== WHAT YOU SHOULD DO ==
Restate each of the lines given below, word for word.

== EXERCISE MATERIAL ==
####
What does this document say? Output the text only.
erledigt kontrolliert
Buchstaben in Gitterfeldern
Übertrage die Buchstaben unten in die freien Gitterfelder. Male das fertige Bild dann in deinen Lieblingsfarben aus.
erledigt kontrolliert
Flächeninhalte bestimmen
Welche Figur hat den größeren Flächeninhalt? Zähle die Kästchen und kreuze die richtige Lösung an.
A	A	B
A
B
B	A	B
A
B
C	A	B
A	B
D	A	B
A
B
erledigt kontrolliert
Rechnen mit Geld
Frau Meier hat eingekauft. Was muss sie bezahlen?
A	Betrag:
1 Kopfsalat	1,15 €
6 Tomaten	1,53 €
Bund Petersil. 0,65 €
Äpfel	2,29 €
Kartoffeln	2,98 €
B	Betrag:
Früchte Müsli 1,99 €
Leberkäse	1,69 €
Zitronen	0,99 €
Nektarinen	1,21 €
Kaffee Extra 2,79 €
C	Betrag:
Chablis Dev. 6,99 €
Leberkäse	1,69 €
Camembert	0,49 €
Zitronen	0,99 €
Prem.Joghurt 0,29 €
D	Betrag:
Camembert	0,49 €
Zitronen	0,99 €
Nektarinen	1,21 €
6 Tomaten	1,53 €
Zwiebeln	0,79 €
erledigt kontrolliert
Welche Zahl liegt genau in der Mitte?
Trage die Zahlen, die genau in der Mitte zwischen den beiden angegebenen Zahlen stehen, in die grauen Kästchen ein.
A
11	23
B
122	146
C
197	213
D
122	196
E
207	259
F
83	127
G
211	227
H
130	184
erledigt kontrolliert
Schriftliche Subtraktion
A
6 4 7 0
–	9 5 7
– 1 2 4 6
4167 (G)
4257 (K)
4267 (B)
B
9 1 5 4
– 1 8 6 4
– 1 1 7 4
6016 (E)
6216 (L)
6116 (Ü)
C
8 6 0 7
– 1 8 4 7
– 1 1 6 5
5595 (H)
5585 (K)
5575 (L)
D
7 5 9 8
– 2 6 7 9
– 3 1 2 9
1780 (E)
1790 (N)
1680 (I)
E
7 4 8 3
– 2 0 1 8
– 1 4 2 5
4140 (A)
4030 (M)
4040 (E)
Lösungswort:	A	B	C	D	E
####
== SOLUTION TO THIS TASK ==
What does this document say? Output the text only.
erledigt kontrolliert
Buchstaben in Gitterfeldern
Übertrage die Buchstaben unten in die freien Gitterfelder. Male das fertige Bild dann in deinen Lieblingsfarben aus.
erledigt kontrolliert
Flächeninhalte bestimmen
Welche Figur hat den größeren Flächeninhalt? Zähle die Kästchen und kreuze die richtige Lösung an.
A	A	B
A
B
B	A	B
A
B
C	A	B
A	B
D	A	B
A
B
erledigt kontrolliert
Rechnen mit Geld
Frau Meier hat eingekauft. Was muss sie bezahlen?
A	Betrag:
1 Kopfsalat	1,15 €
6 Tomaten	1,53 €
Bund Petersil. 0,65 €
Äpfel	2,29 €
Kartoffeln	2,98 €
B	Betrag:
Früchte Müsli 1,99 €
Leberkäse	1,69 €
Zitronen	0,99 €
Nektarinen	1,21 €
Kaffee Extra 2,79 €
C	Betrag:
Chablis Dev. 6,99 €
Leberkäse	1,69 €
Camembert	0,49 €
Zitronen	0,99 €
Prem.Joghurt 0,29 €
D	Betrag:
Camembert	0,49 €
Zitronen	0,99 €
Nektarinen	1,21 €
6 Tomaten	1,53 €
Zwiebeln	0,79 €
erledigt kontrolliert
Welche Zahl liegt genau in der Mitte?
Trage die Zahlen, die genau in der Mitte zwischen den beiden angegebenen Zahlen stehen, in die grauen Kästchen ein.
A
11	23
B
122	146
C
197	213
D
122	196
E
207	259
F
83	127
G
211	227
H
130	184
erledigt kontrolliert
Schriftliche Subtraktion
A
6 4 7 0
–	9 5 7
– 1 2 4 6
4167 (G)
4257 (K)
4267 (B)
B
9 1 5 4
– 1 8 6 4
– 1 1 7 4
6016 (E)
6216 (L)
6116 (Ü)
C
8 6 0 7
– 1 8 4 7
– 1 1 6 5
5595 (H)
5585 (K)
5575 (L)
D
7 5 9 8
– 2 6 7 9
– 3 1 2 9
1780 (E)
1790 (N)
1680 (I)
E
7 4 8 3
– 2 0 1 8
– 1 4 2 5
4140 (A)
4030 (M)
4040 (E)
Lösungswort:	A	B	C	D	E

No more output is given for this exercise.